===== Data
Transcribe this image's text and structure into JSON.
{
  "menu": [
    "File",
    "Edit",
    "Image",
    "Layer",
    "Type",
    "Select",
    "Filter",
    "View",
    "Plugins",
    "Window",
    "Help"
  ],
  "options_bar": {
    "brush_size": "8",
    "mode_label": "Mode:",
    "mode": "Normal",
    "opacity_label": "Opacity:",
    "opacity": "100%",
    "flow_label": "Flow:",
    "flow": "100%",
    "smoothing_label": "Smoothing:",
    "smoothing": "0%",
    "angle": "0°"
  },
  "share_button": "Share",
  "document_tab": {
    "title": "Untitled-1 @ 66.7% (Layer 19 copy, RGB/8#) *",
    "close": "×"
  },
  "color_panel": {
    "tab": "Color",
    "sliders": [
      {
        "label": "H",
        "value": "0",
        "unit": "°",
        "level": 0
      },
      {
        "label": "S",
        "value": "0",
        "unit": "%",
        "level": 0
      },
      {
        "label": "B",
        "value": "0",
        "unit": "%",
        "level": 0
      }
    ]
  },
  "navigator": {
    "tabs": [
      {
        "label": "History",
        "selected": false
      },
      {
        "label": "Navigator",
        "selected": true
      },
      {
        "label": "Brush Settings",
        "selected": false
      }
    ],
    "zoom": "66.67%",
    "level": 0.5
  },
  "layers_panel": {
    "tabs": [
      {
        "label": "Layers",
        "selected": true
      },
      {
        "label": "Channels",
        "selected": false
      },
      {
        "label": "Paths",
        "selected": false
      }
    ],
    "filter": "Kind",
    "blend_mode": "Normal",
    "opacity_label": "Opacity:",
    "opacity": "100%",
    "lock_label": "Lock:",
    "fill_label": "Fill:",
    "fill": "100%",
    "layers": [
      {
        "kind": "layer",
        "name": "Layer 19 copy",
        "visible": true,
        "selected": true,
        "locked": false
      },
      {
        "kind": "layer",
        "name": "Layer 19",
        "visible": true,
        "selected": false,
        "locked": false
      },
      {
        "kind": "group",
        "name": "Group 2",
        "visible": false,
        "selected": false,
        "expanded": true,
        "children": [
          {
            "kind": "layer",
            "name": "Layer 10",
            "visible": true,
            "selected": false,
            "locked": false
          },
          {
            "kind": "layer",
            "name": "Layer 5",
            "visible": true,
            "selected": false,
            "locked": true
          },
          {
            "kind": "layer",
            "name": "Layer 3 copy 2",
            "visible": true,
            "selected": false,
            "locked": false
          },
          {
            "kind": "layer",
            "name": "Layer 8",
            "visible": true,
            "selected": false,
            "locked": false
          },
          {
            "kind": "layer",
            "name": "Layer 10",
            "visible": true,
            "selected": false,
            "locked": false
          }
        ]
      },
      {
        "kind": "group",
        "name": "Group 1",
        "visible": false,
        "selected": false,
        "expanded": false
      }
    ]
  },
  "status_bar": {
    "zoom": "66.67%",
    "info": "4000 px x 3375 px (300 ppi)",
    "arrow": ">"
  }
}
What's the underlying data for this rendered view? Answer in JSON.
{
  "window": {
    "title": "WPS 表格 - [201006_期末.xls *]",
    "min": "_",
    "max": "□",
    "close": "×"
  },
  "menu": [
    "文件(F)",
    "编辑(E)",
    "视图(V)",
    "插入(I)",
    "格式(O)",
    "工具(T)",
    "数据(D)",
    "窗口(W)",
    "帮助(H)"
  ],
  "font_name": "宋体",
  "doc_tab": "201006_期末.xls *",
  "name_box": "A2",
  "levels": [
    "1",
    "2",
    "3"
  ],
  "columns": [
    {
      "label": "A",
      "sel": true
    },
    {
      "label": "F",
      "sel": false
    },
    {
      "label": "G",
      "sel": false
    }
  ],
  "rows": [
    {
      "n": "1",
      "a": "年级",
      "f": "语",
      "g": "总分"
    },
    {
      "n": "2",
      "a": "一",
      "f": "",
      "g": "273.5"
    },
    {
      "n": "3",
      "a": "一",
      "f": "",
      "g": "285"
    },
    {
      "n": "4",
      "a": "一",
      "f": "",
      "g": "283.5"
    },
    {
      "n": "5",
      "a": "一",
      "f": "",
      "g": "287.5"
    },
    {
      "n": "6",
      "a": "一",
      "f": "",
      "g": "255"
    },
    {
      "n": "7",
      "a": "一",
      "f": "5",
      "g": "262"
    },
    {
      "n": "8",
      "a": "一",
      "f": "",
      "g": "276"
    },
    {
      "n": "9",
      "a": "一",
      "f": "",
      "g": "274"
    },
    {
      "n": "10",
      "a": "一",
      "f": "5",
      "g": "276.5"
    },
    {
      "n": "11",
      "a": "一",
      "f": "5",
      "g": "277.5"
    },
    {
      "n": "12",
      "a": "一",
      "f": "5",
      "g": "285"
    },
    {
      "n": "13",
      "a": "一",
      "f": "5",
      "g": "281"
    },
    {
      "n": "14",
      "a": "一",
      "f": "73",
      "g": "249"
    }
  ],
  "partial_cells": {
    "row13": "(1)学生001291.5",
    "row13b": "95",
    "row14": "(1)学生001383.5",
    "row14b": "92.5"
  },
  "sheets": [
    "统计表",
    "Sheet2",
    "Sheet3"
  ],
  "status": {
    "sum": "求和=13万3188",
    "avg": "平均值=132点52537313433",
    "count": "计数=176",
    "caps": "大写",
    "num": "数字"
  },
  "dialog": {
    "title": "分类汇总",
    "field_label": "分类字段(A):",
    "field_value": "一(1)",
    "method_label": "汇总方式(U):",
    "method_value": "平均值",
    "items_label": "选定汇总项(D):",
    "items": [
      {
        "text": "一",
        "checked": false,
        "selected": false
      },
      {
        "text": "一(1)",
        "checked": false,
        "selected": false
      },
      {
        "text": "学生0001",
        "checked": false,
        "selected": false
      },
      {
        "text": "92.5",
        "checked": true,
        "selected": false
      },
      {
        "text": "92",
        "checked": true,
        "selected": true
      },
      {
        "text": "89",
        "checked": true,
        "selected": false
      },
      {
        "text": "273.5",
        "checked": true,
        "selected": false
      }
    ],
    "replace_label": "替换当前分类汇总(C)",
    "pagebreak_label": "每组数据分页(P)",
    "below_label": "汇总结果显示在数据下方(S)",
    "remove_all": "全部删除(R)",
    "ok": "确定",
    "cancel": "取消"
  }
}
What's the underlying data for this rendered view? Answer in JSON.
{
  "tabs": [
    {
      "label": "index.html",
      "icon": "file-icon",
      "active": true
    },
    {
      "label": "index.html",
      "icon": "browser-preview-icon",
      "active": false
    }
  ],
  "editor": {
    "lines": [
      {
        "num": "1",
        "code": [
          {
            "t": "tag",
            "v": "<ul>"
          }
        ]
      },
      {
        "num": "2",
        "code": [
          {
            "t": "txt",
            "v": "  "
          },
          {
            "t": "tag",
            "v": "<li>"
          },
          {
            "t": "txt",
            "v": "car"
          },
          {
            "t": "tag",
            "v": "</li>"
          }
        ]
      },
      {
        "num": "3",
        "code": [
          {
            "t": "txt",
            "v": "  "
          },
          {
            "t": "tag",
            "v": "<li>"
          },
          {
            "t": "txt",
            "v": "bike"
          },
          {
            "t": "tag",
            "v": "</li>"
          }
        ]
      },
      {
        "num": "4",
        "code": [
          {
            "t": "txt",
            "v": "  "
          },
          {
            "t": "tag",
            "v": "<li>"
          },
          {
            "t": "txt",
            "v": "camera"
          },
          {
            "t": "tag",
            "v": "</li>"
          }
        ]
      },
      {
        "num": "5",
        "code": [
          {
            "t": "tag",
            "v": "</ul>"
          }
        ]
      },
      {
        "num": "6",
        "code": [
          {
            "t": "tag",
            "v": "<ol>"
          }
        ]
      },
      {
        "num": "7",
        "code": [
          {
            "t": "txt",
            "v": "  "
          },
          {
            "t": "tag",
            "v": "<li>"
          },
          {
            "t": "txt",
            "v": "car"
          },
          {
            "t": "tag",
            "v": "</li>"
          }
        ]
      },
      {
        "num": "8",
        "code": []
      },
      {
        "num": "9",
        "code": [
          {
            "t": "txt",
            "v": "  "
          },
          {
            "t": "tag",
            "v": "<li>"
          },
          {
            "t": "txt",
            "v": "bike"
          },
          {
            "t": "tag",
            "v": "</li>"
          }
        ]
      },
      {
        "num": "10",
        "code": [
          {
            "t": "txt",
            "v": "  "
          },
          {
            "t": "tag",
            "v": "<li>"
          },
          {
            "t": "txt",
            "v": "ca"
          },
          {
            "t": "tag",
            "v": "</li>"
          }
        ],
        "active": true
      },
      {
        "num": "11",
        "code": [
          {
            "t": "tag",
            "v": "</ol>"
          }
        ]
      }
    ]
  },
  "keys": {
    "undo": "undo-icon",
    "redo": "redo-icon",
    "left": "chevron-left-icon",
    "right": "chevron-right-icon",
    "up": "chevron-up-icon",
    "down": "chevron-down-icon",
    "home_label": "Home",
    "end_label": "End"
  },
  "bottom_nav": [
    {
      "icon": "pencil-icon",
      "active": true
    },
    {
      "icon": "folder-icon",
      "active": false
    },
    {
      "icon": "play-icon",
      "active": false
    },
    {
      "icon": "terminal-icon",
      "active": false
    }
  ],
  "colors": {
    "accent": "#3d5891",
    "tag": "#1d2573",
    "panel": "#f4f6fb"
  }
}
==========
The task. Check every line for "chevron" and show the ones that have it.

Final result.
    "left": "chevron-left-icon",
    "right": "chevron-right-icon",
    "up": "chevron-up-icon",
    "down": "chevron-down-icon",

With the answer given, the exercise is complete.